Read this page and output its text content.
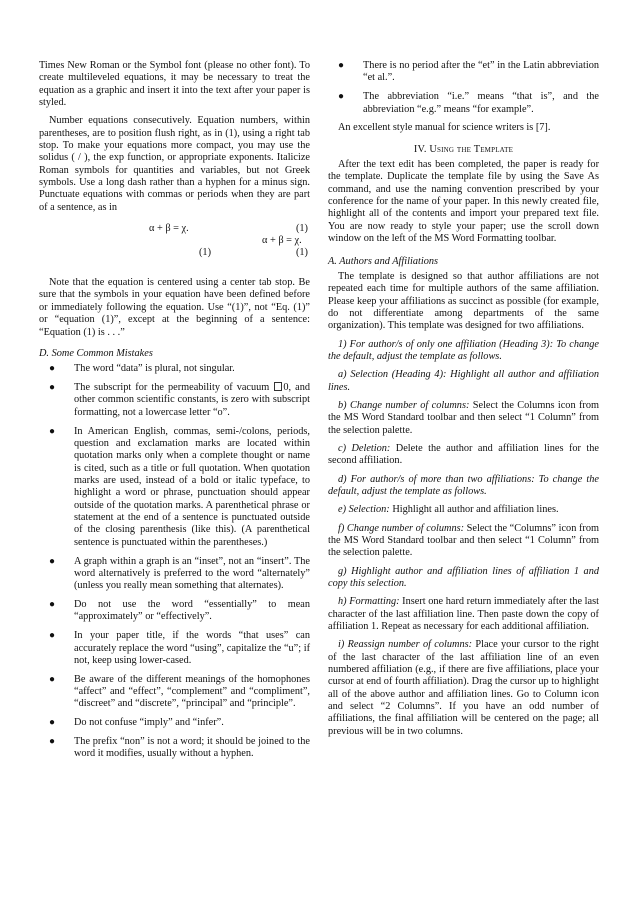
Times New Roman or the Symbol font (please no other font). To create multileveled equations, it may be necessary to treat the equation as a graphic and insert it into the text after your paper is styled.

Number equations consecutively. Equation numbers, within parentheses, are to position flush right, as in (1), using a right tab stop. To make your equations more compact, you may use the solidus ( / ), the exp function, or appropriate exponents. Italicize Roman symbols for quantities and variables, but not Greek symbols. Use a long dash rather than a hyphen for a minus sign. Punctuate equations with commas or periods when they are part of a sentence, as in

α + β = χ.	(1)
α + β = χ.
(1)	(1)

Note that the equation is centered using a center tab stop. Be sure that the symbols in your equation have been defined before or immediately following the equation. Use “(1)”, not “Eq. (1)” or “equation (1)”, except at the beginning of a sentence: “Equation (1) is . . .”

D. Some Common Mistakes
● The word “data” is plural, not singular.
● The subscript for the permeability of vacuum 0, and other common scientific constants, is zero with subscript formatting, not a lowercase letter “o”.
● In American English, commas, semi-/colons, periods, question and exclamation marks are located within quotation marks only when a complete thought or name is cited, such as a title or full quotation. When quotation marks are used, instead of a bold or italic typeface, to highlight a word or phrase, punctuation should appear outside of the quotation marks. A parenthetical phrase or statement at the end of a sentence is punctuated outside of the closing parenthesis (like this). (A parenthetical sentence is punctuated within the parentheses.)
● A graph within a graph is an “inset”, not an “insert”. The word alternatively is preferred to the word “alternately” (unless you really mean something that alternates).
● Do not use the word “essentially” to mean “approximately” or “effectively”.
● In your paper title, if the words “that uses” can accurately replace the word “using”, capitalize the “u”; if not, keep using lower-cased.
● Be aware of the different meanings of the homophones “affect” and “effect”, “complement” and “compliment”, “discreet” and “discrete”, “principal” and “principle”.
● Do not confuse “imply” and “infer”.
● The prefix “non” is not a word; it should be joined to the word it modifies, usually without a hyphen.
● There is no period after the “et” in the Latin abbreviation “et al.”.
● The abbreviation “i.e.” means “that is”, and the abbreviation “e.g.” means “for example”.

An excellent style manual for science writers is [7].

IV. Using the Template

After the text edit has been completed, the paper is ready for the template. Duplicate the template file by using the Save As command, and use the naming convention prescribed by your conference for the name of your paper. In this newly created file, highlight all of the contents and import your prepared text file. You are now ready to style your paper; use the scroll down window on the left of the MS Word Formatting toolbar.

A. Authors and Affiliations

The template is designed so that author affiliations are not repeated each time for multiple authors of the same affiliation. Please keep your affiliations as succinct as possible (for example, do not differentiate among departments of the same organization). This template was designed for two affiliations.

1) For author/s of only one affiliation (Heading 3): To change the default, adjust the template as follows.

a) Selection (Heading 4): Highlight all author and affiliation lines.

b) Change number of columns: Select the Columns icon from the MS Word Standard toolbar and then select “1 Column” from the selection palette.

c) Deletion: Delete the author and affiliation lines for the second affiliation.

d) For author/s of more than two affiliations: To change the default, adjust the template as follows.

e) Selection: Highlight all author and affiliation lines.

f) Change number of columns: Select the “Columns” icon from the MS Word Standard toolbar and then select “1 Column” from the selection palette.

g) Highlight author and affiliation lines of affiliation 1 and copy this selection.

h) Formatting: Insert one hard return immediately after the last character of the last affiliation line. Then paste down the copy of affiliation 1. Repeat as necessary for each additional affiliation.

i) Reassign number of columns: Place your cursor to the right of the last character of the last affiliation line of an even numbered affiliation (e.g., if there are five affiliations, place your cursor at end of fourth affiliation). Drag the cursor up to highlight all of the above author and affiliation lines. Go to Column icon and select “2 Columns”. If you have an odd number of affiliations, the final affiliation will be centered on the page; all previous will be in two columns.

▶ Directive
Only the count is needed: the number of lines in the data that include the word "paper".

▶ Expected answer
3